### [Required task]
Pictures don't belong in the copy; print all the records exactly.

### [Information supplied]
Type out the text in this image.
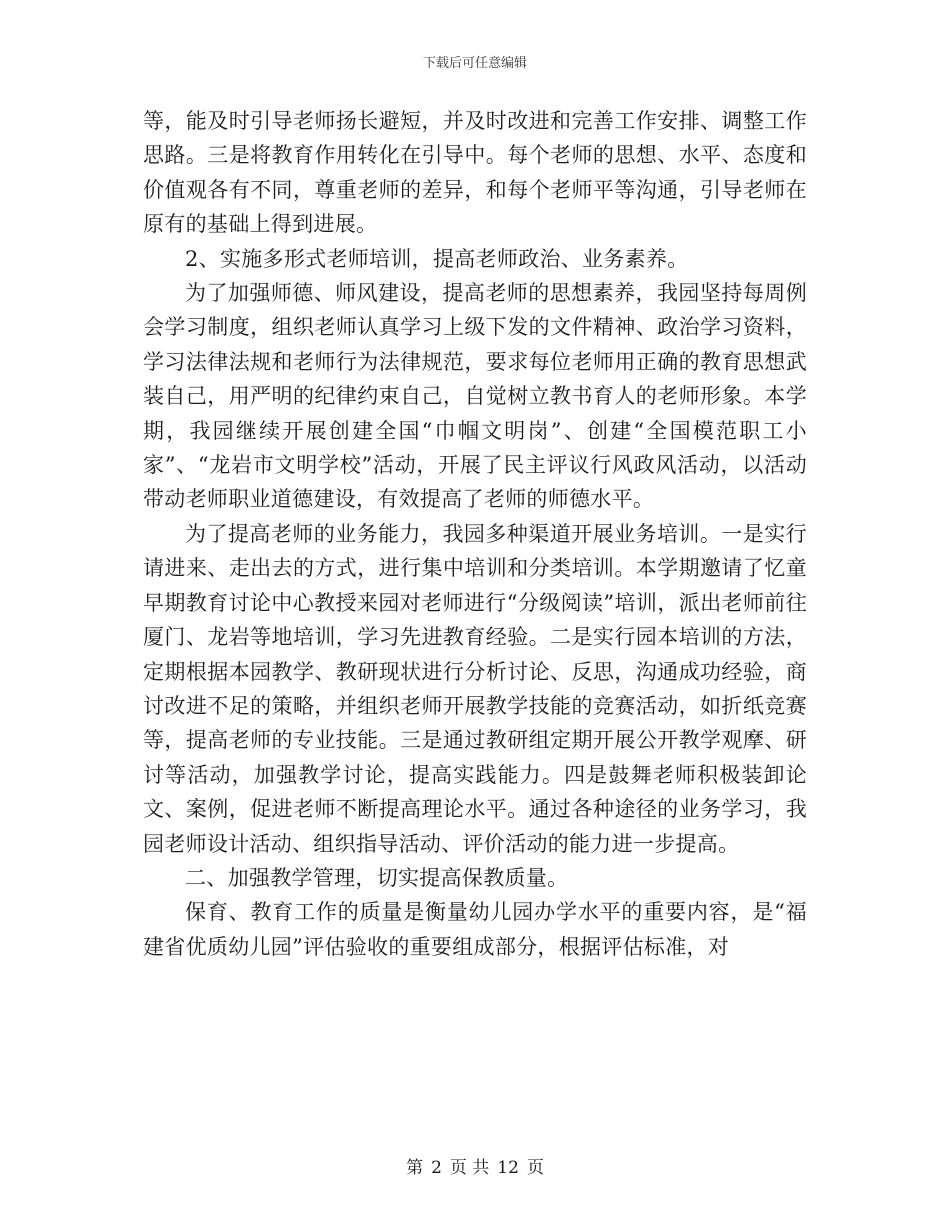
下载后可任意编辑

等，能及时引导老师扬长避短，并及时改进和完善工作安排、调整工作思路。三是将教育作用转化在引导中。每个老师的思想、水平、态度和价值观各有不同，尊重老师的差异，和每个老师平等沟通，引导老师在原有的基础上得到进展。

2、实施多形式老师培训，提高老师政治、业务素养。

为了加强师德、师风建设，提高老师的思想素养，我园坚持每周例会学习制度，组织老师认真学习上级下发的文件精神、政治学习资料，学习法律法规和老师行为法律规范，要求每位老师用正确的教育思想武装自己，用严明的纪律约束自己，自觉树立教书育人的老师形象。本学期，我园继续开展创建全国“巾帼文明岗”、创建“全国模范职工小家”、“龙岩市文明学校”活动，开展了民主评议行风政风活动，以活动带动老师职业道德建设，有效提高了老师的师德水平。

为了提高老师的业务能力，我园多种渠道开展业务培训。一是实行请进来、走出去的方式，进行集中培训和分类培训。本学期邀请了忆童早期教育讨论中心教授来园对老师进行“分级阅读”培训，派出老师前往厦门、龙岩等地培训，学习先进教育经验。二是实行园本培训的方法，定期根据本园教学、教研现状进行分析讨论、反思，沟通成功经验，商讨改进不足的策略，并组织老师开展教学技能的竞赛活动，如折纸竞赛等，提高老师的专业技能。三是通过教研组定期开展公开教学观摩、研讨等活动，加强教学讨论，提高实践能力。四是鼓舞老师积极装卸论文、案例，促进老师不断提高理论水平。通过各种途径的业务学习，我园老师设计活动、组织指导活动、评价活动的能力进一步提高。

二、加强教学管理，切实提高保教质量。

保育、教育工作的质量是衡量幼儿园办学水平的重要内容，是“福建省优质幼儿园”评估验收的重要组成部分，根据评估标准，对

第 2 页 共 12 页
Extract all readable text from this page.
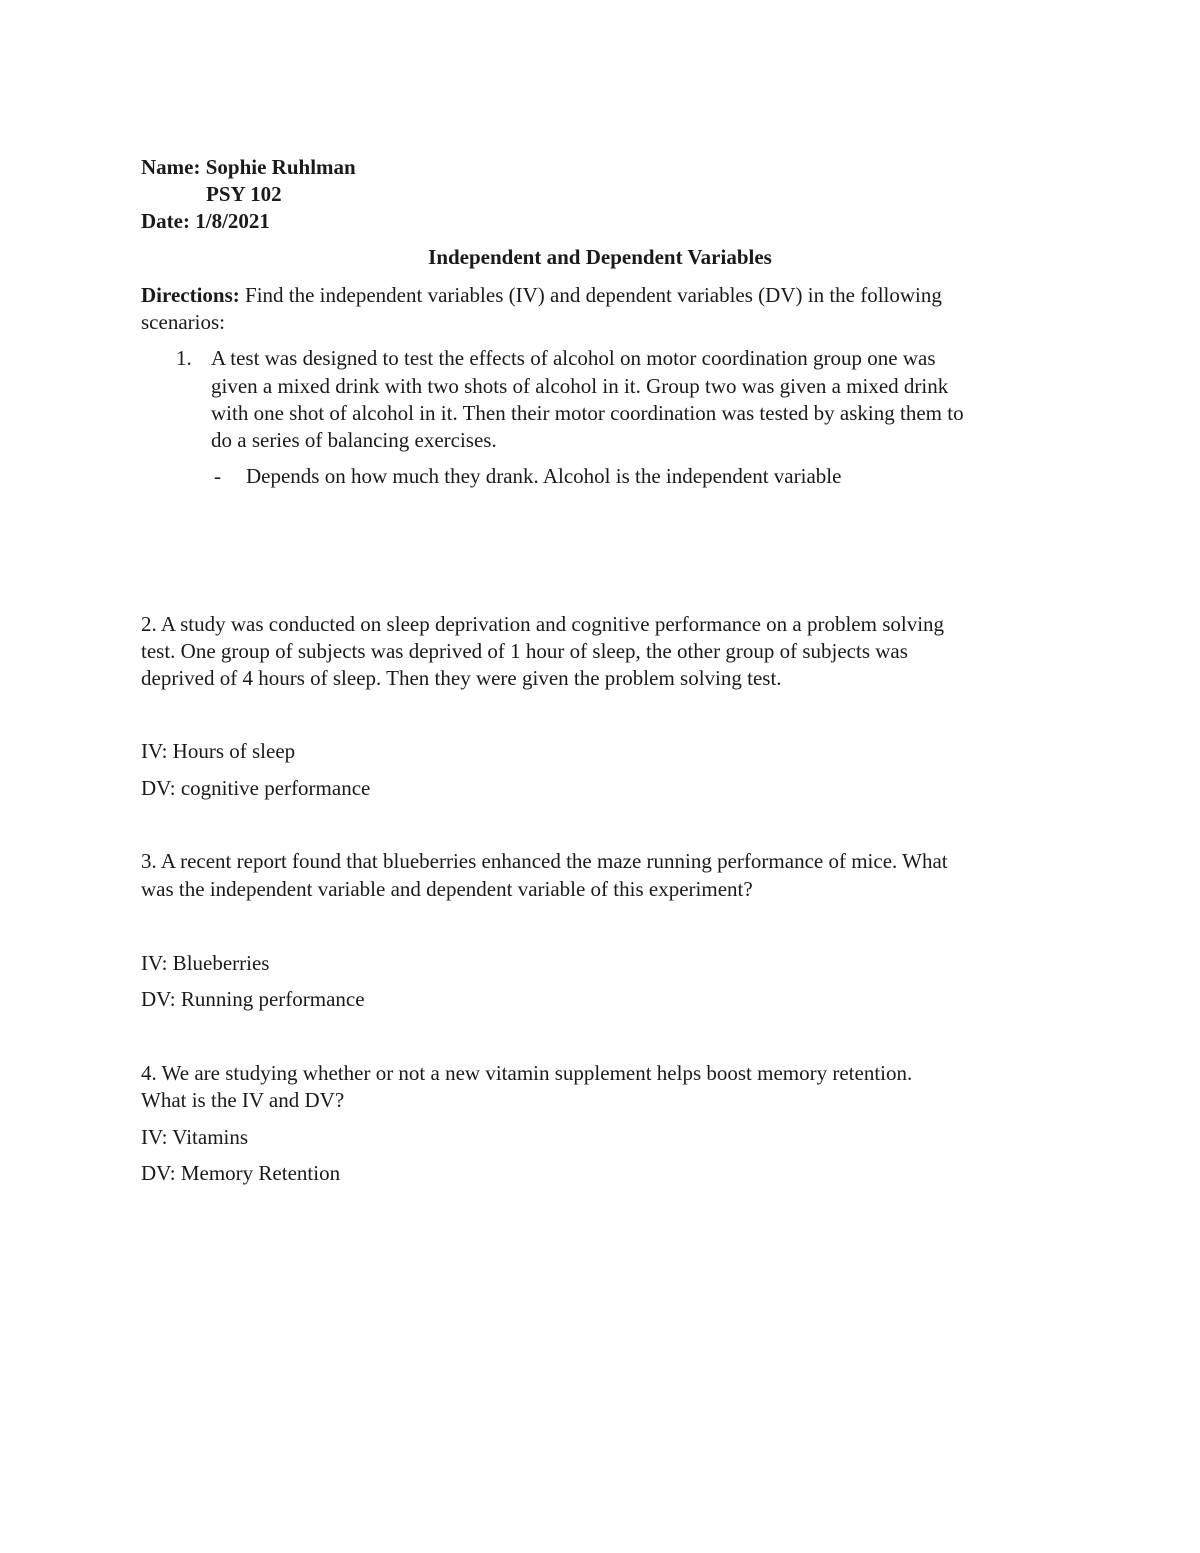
Name: Sophie Ruhlman
PSY 102
Date: 1/8/2021
Independent and Dependent Variables
Directions: Find the independent variables (IV) and dependent variables (DV) in the following
scenarios:
1. A test was designed to test the effects of alcohol on motor coordination group one was
given a mixed drink with two shots of alcohol in it. Group two was given a mixed drink
with one shot of alcohol in it. Then their motor coordination was tested by asking them to
do a series of balancing exercises.
- Depends on how much they drank. Alcohol is the independent variable
2. A study was conducted on sleep deprivation and cognitive performance on a problem solving
test. One group of subjects was deprived of 1 hour of sleep, the other group of subjects was
deprived of 4 hours of sleep. Then they were given the problem solving test.
IV: Hours of sleep
DV: cognitive performance
3. A recent report found that blueberries enhanced the maze running performance of mice. What
was the independent variable and dependent variable of this experiment?
IV: Blueberries
DV: Running performance
4. We are studying whether or not a new vitamin supplement helps boost memory retention.
What is the IV and DV?
IV: Vitamins
DV: Memory Retention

### [Response to the task]
Type out the text in this image.
下载后可任意编辑

等，能及时引导老师扬长避短，并及时改进和完善工作安排、调整工作思路。三是将教育作用转化在引导中。每个老师的思想、水平、态度和价值观各有不同，尊重老师的差异，和每个老师平等沟通，引导老师在原有的基础上得到进展。

2、实施多形式老师培训，提高老师政治、业务素养。

为了加强师德、师风建设，提高老师的思想素养，我园坚持每周例会学习制度，组织老师认真学习上级下发的文件精神、政治学习资料，学习法律法规和老师行为法律规范，要求每位老师用正确的教育思想武装自己，用严明的纪律约束自己，自觉树立教书育人的老师形象。本学期，我园继续开展创建全国“巾帼文明岗”、创建“全国模范职工小家”、“龙岩市文明学校”活动，开展了民主评议行风政风活动，以活动带动老师职业道德建设，有效提高了老师的师德水平。

为了提高老师的业务能力，我园多种渠道开展业务培训。一是实行请进来、走出去的方式，进行集中培训和分类培训。本学期邀请了忆童早期教育讨论中心教授来园对老师进行“分级阅读”培训，派出老师前往厦门、龙岩等地培训，学习先进教育经验。二是实行园本培训的方法，定期根据本园教学、教研现状进行分析讨论、反思，沟通成功经验，商讨改进不足的策略，并组织老师开展教学技能的竞赛活动，如折纸竞赛等，提高老师的专业技能。三是通过教研组定期开展公开教学观摩、研讨等活动，加强教学讨论，提高实践能力。四是鼓舞老师积极装卸论文、案例，促进老师不断提高理论水平。通过各种途径的业务学习，我园老师设计活动、组织指导活动、评价活动的能力进一步提高。

二、加强教学管理，切实提高保教质量。

保育、教育工作的质量是衡量幼儿园办学水平的重要内容，是“福建省优质幼儿园”评估验收的重要组成部分，根据评估标准，对

第 2 页 共 12 页
Extract all readable text from this page.
Name: Sophie Ruhlman
PSY 102
Date: 1/8/2021
Independent and Dependent Variables
Directions: Find the independent variables (IV) and dependent variables (DV) in the following
scenarios:
1. A test was designed to test the effects of alcohol on motor coordination group one was
given a mixed drink with two shots of alcohol in it. Group two was given a mixed drink
with one shot of alcohol in it. Then their motor coordination was tested by asking them to
do a series of balancing exercises.
- Depends on how much they drank. Alcohol is the independent variable
2. A study was conducted on sleep deprivation and cognitive performance on a problem solving
test. One group of subjects was deprived of 1 hour of sleep, the other group of subjects was
deprived of 4 hours of sleep. Then they were given the problem solving test.
IV: Hours of sleep
DV: cognitive performance
3. A recent report found that blueberries enhanced the maze running performance of mice. What
was the independent variable and dependent variable of this experiment?
IV: Blueberries
DV: Running performance
4. We are studying whether or not a new vitamin supplement helps boost memory retention.
What is the IV and DV?
IV: Vitamins
DV: Memory Retention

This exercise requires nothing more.